# [CONSEGNA 1]
Ricopia dal testo sul premio Sacharov il passo che comincia con le parole "Parlamento Ue: cerimonia" e termina dopo "e Kira Yarmysh.".
# [CONSEGNA 2]
Riprendi il testo sul premio Sacharov a Navalnyj e prosegui la scrittura subito dopo la sua ultima frase.

# [TESTO DI STUDIO]
────────────────

Parlamento Ue: cerimonia Premio Sacharov. Sassoli denuncia, “Aleksej Navalnyj detenuto ingiustamente” in Russia

(da Strasburgo) “Oggi siamo qui riuniti per conferire il premio Sacharov per la libertà di pensiero ad Aleksej Navalnyj. La sedia vuota in questo emiciclo sta a simboleggiare, ancora una volta, un vincitore privato della libertà. Con nostro profondo rammarico, Navalnyj non può essere qui con noi perché è ingiustamente detenuto in carcere”. David Sassoli, presidente dell’Europarlamento, denuncia da Strasburgo una violazione dei diritti umani e della democrazia da parte della Russia. Il premiato del Sacharov 2021 è infatti detenuto nelle carceri di Mosca. A ritirare il riconoscimento è però giunta a Strasburgo Daria Navalnaja, figlia di Aleksej Navalnyj, assieme a due suoi stretti collaboratori, Leonid Volkov e Kira Yarmysh.

────────────────

# [DATI DELL'ESERCIZIO]
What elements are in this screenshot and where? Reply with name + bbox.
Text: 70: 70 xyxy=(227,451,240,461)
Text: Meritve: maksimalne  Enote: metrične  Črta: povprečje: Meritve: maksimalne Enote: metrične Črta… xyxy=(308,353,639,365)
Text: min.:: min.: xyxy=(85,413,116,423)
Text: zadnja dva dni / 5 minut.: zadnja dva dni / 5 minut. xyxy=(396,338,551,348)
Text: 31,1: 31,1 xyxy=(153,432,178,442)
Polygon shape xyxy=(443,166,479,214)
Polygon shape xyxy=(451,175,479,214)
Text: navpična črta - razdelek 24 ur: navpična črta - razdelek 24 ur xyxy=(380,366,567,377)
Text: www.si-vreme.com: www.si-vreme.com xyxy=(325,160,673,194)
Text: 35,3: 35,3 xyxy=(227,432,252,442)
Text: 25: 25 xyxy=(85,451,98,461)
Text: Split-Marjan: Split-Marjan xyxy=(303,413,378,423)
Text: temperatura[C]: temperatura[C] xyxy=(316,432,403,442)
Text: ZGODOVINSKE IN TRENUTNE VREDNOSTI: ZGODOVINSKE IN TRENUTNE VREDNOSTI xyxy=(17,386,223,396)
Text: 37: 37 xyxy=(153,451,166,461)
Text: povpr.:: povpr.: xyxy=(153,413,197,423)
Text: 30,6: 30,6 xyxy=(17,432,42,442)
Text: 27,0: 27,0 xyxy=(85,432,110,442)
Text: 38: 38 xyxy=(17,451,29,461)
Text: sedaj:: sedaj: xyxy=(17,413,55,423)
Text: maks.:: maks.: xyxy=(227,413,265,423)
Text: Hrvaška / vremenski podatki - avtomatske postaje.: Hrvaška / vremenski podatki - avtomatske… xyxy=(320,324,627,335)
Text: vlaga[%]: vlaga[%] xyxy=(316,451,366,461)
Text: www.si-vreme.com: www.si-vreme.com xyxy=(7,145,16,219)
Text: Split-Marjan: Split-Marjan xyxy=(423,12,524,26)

────────────────

# [RISULTATO DELL'ESERCIZIO 1]
Parlamento Ue: cerimonia Premio Sacharov. Sassoli denuncia, “Aleksej Navalnyj detenuto ingiustamente” in Russia

(da Strasburgo) “Oggi siamo qui riuniti per conferire il premio Sacharov per la libertà di pensiero ad Aleksej Navalnyj. La sedia vuota in questo emiciclo sta a simboleggiare, ancora una volta, un vincitore privato della libertà. Con nostro profondo rammarico, Navalnyj non può essere qui con noi perché è ingiustamente detenuto in carcere”. David Sassoli, presidente dell’Europarlamento, denuncia da Strasburgo una violazione dei diritti umani e della democrazia da parte della Russia. Il premiato del Sacharov 2021 è infatti detenuto nelle carceri di Mosca. A ritirare il riconoscimento è però giunta a Strasburgo Daria Navalnaja, figlia di Aleksej Navalnyj, assieme a due suoi stretti collaboratori, Leonid Volkov e Kira Yarmysh.

# [RISULTATO DELL'ESERCIZIO 2]
Sassoli ha quindi affermato: “Il 2021 è l’anno in cui ricorre il centenario di Andrej Sacharov. La sua lotta pacifica per promuovere i diritti umani e il suo coraggio nell’affrontare il regime sovietico repressivo e brutale hanno ispirato il premio che oggi stiamo per attribuire. Sacharov sarebbe forse triste e al tempo stesso orgoglioso di sapere che, a più di 30 anni dalla caduta del comunismo, il premio che porta il suo nome è conferito ad Alexei Navalnyj, un suo compatriota”. Sassoli denuncia ancora “il regime politico russo”, a suo dire “colpevole di reprimere le organizzazioni della società civile, limitare la libertà dei media e di mettere in prigione gli oppositori politici”.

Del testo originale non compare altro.